Job –
Return the lines that run from the line containing "Type out the text in this image." through the end of the entries, both ends included. Leave out all pictures.

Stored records
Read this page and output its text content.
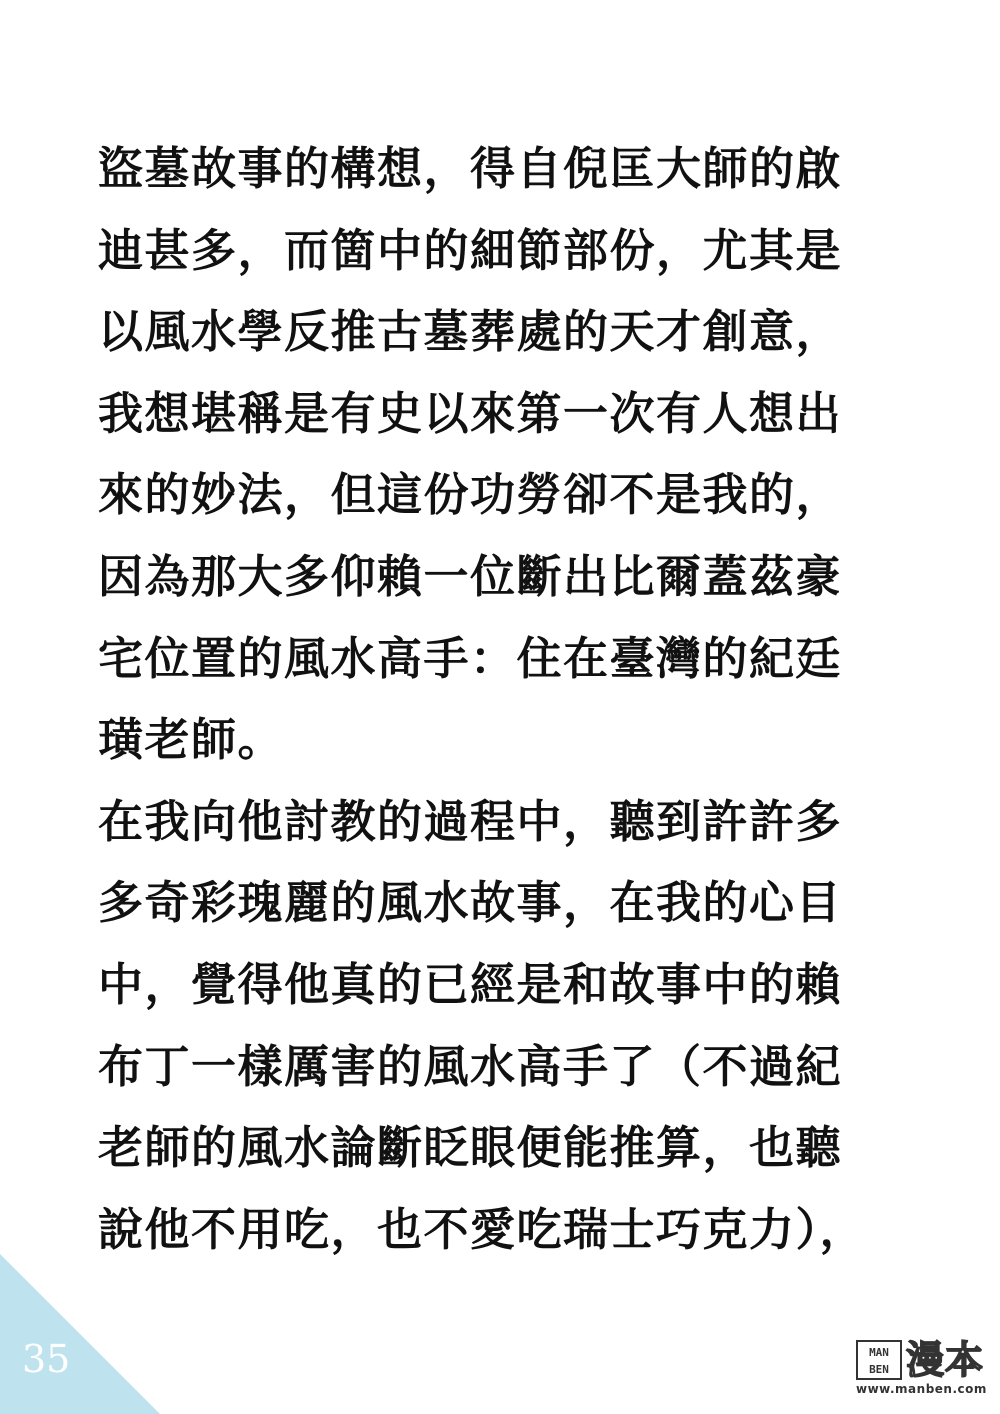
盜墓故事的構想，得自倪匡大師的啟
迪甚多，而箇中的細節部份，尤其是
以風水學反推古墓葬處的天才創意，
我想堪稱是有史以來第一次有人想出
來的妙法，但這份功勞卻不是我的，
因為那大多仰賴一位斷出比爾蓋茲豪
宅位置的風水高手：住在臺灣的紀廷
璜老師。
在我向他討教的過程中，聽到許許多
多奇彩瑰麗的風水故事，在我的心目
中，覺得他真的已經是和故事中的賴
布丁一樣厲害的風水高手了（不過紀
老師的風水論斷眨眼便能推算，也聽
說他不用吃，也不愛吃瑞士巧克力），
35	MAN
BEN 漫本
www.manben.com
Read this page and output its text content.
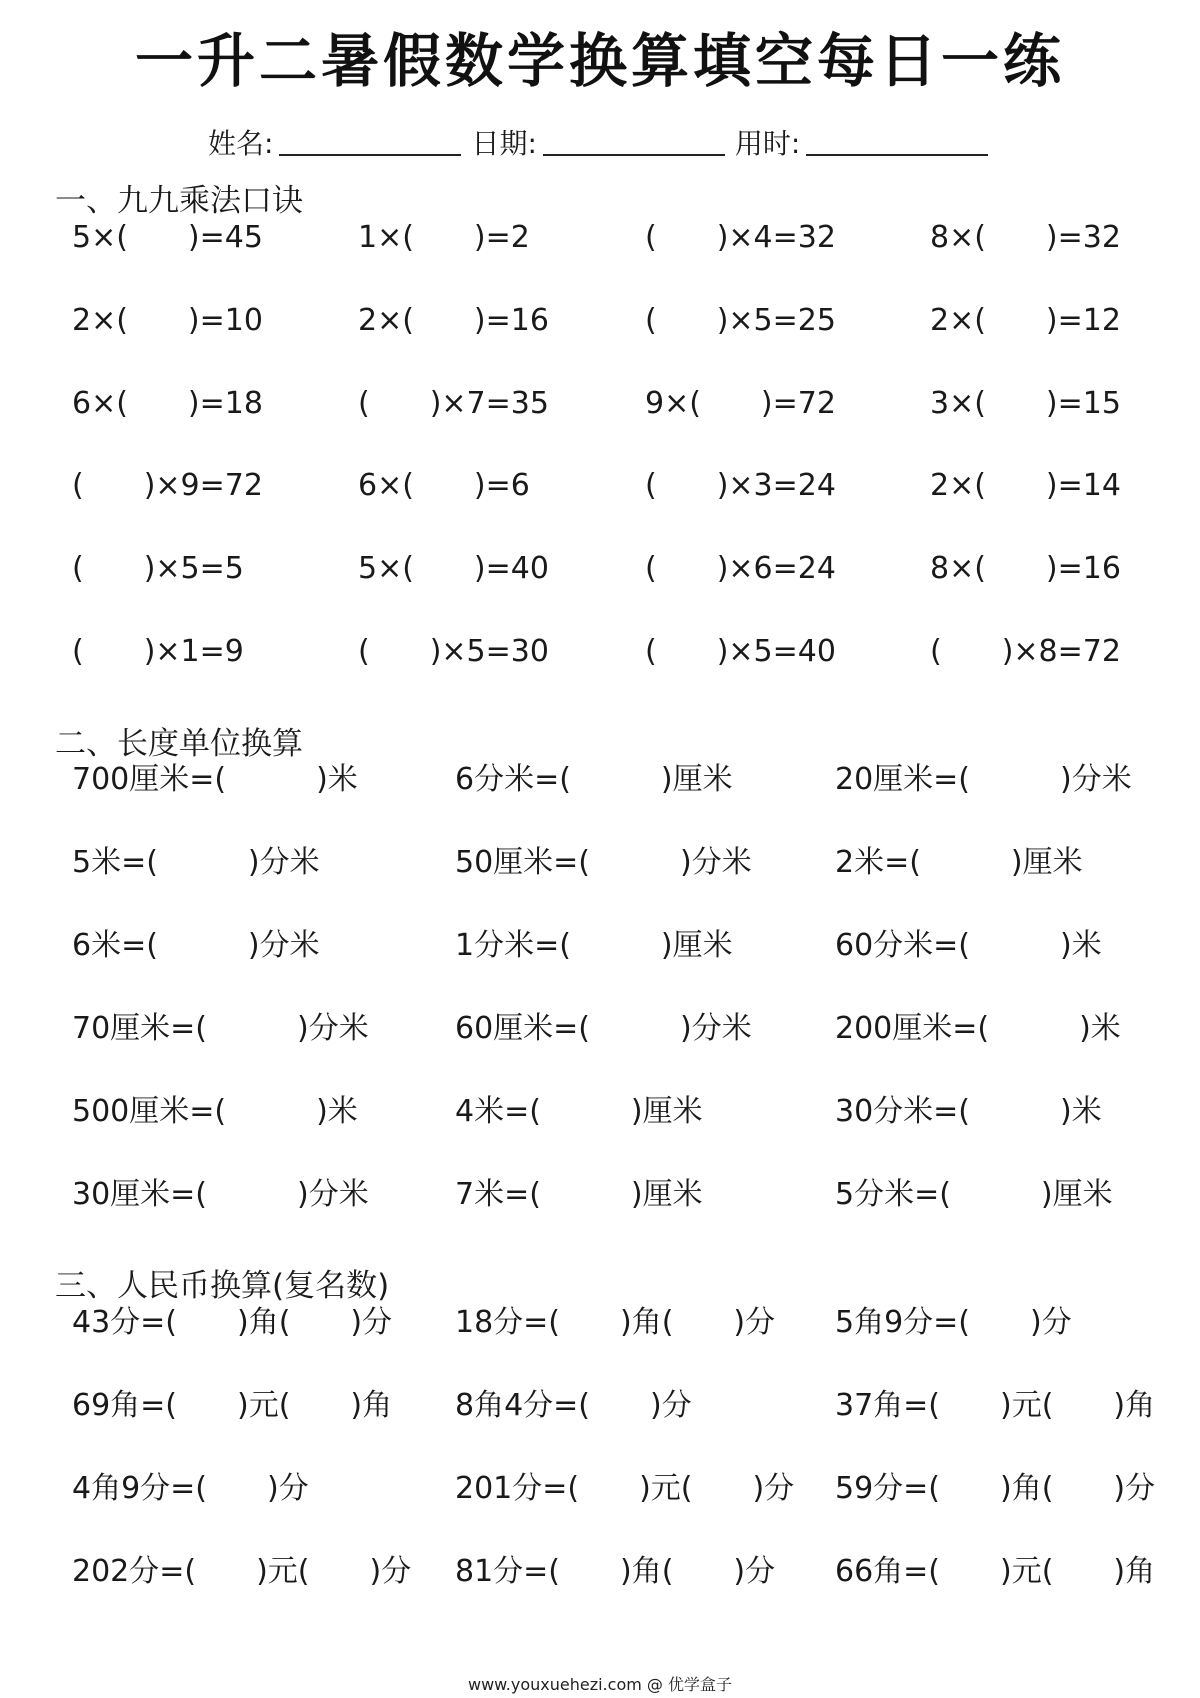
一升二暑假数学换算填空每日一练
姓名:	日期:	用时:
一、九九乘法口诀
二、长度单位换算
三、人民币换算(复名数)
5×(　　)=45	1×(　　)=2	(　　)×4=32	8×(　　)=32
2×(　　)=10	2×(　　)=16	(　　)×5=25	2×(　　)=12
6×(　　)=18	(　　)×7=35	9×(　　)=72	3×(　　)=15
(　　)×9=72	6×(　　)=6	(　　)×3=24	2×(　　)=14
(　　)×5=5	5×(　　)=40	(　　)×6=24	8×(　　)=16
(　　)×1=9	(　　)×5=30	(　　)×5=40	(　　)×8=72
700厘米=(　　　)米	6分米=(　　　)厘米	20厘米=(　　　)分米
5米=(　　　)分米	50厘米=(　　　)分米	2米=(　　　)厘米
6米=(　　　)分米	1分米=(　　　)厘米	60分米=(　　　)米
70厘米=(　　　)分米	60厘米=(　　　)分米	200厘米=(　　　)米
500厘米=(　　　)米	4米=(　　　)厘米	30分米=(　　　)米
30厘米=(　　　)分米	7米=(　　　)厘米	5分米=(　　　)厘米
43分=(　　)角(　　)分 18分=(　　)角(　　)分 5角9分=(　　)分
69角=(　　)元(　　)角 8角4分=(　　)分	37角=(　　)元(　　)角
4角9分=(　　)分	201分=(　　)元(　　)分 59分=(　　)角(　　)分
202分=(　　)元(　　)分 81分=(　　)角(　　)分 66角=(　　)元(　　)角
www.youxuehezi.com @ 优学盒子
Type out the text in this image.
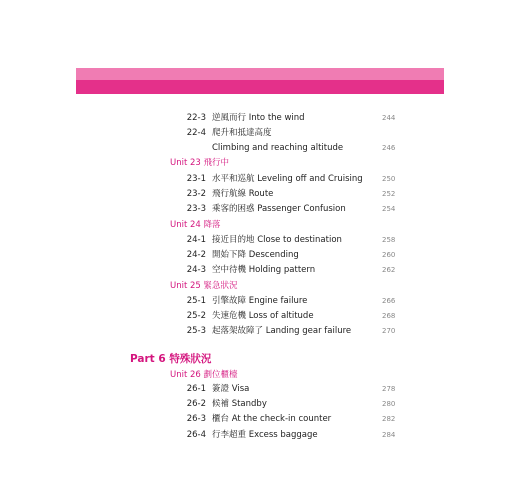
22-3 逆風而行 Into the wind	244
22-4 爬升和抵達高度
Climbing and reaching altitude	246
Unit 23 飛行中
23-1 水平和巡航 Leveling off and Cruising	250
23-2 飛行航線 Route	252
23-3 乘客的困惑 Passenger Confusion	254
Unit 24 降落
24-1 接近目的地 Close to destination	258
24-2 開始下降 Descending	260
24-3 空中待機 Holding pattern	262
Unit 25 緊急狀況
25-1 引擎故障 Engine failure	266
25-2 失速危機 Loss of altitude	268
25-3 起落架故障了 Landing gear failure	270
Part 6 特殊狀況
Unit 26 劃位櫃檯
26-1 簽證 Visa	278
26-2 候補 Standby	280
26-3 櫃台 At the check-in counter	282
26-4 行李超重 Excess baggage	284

Full output –
Type out the text in this image.
22-3 逆風而行 Into the wind	244
22-4 爬升和抵達高度
Climbing and reaching altitude	246
Unit 23 飛行中
23-1 水平和巡航 Leveling off and Cruising	250
23-2 飛行航線 Route	252
23-3 乘客的困惑 Passenger Confusion	254
Unit 24 降落
24-1 接近目的地 Close to destination	258
24-2 開始下降 Descending	260
24-3 空中待機 Holding pattern	262
Unit 25 緊急狀況
25-1 引擎故障 Engine failure	266
25-2 失速危機 Loss of altitude	268
25-3 起落架故障了 Landing gear failure	270
Part 6 特殊狀況
Unit 26 劃位櫃檯
26-1 簽證 Visa	278
26-2 候補 Standby	280
26-3 櫃台 At the check-in counter	282
26-4 行李超重 Excess baggage	284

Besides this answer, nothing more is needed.